> _RECORDS FOR THIS TASK_
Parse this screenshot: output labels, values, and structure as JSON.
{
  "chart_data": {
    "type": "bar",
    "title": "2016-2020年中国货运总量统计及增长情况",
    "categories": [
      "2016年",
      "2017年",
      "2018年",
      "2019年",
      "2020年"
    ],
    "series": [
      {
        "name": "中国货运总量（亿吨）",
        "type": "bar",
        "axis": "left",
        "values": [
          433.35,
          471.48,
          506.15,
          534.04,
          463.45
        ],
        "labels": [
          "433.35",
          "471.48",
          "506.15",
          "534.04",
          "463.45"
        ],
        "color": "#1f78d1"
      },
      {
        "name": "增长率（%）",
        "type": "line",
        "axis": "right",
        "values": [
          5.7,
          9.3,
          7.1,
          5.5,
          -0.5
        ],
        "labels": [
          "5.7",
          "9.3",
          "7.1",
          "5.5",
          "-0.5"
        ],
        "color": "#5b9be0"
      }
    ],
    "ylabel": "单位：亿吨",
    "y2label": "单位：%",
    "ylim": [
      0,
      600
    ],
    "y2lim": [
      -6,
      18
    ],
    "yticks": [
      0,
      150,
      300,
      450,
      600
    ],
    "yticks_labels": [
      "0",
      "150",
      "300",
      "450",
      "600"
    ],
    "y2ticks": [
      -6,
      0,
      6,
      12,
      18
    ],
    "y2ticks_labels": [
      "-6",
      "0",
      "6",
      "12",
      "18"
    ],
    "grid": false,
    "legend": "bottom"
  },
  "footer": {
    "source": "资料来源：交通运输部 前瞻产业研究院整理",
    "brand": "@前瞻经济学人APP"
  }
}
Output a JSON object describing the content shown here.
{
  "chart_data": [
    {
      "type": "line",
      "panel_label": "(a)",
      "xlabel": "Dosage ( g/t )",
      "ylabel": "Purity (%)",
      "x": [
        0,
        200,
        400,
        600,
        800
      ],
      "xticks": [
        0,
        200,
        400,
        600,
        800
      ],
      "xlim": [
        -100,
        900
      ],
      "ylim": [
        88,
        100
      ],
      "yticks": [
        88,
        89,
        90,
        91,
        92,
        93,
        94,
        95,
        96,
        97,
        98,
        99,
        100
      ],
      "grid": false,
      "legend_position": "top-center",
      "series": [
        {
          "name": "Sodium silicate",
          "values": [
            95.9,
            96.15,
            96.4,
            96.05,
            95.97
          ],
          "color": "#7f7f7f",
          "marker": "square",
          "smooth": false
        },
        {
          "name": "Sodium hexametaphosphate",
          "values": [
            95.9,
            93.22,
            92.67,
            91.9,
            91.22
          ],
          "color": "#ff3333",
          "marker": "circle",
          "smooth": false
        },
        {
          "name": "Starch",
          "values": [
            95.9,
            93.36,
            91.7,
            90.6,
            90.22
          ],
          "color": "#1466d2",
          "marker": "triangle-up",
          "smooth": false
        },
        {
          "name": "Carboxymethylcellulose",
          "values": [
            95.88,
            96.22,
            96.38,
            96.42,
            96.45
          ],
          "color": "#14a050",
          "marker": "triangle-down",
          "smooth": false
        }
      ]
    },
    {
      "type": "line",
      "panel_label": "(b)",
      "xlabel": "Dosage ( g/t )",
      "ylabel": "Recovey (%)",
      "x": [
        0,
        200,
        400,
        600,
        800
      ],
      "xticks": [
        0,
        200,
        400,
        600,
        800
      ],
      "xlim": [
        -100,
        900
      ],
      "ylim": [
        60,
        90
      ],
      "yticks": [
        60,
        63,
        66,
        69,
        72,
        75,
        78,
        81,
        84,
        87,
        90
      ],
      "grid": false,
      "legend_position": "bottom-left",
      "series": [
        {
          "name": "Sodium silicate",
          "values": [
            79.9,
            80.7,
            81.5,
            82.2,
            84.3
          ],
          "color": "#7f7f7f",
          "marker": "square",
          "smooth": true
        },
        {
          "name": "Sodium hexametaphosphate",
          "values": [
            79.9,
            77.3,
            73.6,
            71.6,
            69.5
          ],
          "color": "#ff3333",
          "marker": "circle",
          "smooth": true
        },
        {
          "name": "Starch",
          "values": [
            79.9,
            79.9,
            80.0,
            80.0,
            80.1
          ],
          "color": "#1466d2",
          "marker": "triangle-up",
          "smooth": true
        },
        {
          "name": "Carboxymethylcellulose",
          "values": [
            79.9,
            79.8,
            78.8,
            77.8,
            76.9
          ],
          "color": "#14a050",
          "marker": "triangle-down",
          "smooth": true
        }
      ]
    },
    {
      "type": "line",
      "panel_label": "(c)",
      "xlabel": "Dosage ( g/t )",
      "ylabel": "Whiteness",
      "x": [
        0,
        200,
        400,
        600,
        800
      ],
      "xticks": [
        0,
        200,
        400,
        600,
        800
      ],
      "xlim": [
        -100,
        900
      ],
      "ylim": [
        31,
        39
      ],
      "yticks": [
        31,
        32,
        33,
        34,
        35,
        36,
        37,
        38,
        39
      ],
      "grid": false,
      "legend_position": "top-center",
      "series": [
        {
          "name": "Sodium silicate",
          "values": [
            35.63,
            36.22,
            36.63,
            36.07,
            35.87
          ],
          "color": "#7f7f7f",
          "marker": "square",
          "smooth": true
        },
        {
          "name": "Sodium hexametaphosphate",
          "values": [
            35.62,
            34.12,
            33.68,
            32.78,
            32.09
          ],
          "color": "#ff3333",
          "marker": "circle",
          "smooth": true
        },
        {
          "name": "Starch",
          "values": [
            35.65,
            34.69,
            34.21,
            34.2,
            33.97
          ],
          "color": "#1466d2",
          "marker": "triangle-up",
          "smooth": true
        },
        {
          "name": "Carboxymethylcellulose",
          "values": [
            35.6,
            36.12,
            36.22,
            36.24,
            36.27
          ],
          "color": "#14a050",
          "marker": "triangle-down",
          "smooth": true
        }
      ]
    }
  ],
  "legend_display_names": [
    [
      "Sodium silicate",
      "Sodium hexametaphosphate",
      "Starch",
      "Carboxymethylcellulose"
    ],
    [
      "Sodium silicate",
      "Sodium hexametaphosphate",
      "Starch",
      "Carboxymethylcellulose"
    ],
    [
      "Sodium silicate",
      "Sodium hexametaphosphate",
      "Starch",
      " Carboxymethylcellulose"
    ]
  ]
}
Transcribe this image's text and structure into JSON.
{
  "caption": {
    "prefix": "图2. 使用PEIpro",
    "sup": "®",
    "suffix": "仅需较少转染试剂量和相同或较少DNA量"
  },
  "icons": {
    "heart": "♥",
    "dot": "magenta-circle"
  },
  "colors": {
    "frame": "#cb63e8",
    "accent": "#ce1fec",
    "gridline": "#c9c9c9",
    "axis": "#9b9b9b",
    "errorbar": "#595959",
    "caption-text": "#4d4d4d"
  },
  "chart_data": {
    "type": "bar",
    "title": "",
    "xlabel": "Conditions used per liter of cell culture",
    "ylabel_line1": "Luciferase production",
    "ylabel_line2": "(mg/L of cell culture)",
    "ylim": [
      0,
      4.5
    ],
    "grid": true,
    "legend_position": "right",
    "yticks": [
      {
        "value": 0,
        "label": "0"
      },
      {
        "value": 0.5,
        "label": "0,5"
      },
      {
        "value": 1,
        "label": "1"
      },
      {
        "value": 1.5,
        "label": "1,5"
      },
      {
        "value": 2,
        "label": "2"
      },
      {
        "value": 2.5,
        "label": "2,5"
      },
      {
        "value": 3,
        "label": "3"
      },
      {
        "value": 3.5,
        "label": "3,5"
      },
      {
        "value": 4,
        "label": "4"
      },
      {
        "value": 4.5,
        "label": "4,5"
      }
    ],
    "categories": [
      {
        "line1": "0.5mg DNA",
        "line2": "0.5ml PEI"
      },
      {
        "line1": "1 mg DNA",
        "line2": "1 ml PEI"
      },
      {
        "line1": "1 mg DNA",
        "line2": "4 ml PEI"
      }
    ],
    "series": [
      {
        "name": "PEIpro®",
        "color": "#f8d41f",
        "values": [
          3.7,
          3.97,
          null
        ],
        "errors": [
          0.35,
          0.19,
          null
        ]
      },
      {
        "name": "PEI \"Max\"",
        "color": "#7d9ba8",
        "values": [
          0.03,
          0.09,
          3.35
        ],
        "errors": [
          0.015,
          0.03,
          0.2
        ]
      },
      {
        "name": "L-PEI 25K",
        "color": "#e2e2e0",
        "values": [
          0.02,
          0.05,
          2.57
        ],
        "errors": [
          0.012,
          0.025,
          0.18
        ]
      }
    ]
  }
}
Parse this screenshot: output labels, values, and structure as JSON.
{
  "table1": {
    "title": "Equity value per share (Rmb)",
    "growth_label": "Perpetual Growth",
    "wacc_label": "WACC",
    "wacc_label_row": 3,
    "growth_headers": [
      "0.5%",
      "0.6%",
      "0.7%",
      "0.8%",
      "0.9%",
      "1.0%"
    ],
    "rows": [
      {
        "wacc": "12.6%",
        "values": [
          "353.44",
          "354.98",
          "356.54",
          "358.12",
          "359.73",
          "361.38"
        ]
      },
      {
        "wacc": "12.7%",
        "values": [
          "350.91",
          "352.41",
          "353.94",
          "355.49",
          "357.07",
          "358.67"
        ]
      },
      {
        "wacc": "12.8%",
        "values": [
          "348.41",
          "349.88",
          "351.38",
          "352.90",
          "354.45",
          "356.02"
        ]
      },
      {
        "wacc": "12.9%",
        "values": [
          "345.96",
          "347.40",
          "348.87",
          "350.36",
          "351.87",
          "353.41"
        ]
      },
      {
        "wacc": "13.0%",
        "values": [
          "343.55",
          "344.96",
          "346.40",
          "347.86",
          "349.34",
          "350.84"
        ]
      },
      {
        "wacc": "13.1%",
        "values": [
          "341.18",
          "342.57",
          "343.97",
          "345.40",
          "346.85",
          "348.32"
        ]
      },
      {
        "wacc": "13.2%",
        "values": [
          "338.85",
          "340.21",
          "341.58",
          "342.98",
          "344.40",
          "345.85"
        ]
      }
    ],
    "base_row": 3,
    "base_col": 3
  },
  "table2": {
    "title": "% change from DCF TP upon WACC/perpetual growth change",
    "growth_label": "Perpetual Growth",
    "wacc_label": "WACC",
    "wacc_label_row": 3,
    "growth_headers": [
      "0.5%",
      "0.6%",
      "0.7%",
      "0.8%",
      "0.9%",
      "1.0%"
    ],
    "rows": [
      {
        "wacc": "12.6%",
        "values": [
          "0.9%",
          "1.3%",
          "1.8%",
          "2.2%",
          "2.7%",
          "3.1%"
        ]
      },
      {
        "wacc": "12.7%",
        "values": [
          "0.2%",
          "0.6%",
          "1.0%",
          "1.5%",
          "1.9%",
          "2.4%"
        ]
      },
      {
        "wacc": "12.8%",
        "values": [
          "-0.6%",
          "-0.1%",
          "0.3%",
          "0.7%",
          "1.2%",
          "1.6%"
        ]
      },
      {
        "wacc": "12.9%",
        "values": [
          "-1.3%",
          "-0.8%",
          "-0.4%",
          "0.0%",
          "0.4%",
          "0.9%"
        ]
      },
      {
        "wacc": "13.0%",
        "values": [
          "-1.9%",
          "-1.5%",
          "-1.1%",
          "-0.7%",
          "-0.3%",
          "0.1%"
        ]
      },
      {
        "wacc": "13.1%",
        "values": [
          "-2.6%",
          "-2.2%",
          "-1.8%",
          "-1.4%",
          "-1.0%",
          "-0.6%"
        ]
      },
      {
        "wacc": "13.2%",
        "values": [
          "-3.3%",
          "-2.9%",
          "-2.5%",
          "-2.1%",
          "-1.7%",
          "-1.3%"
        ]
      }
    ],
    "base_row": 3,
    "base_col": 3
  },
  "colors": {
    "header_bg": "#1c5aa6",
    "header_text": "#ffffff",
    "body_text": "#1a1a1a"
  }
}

> _WORK TO DO_
Pick out each line in the material containing "bottom".

> _FINISHED EXERCISE_
    "legend": "bottom"
      "legend_position": "bottom-left",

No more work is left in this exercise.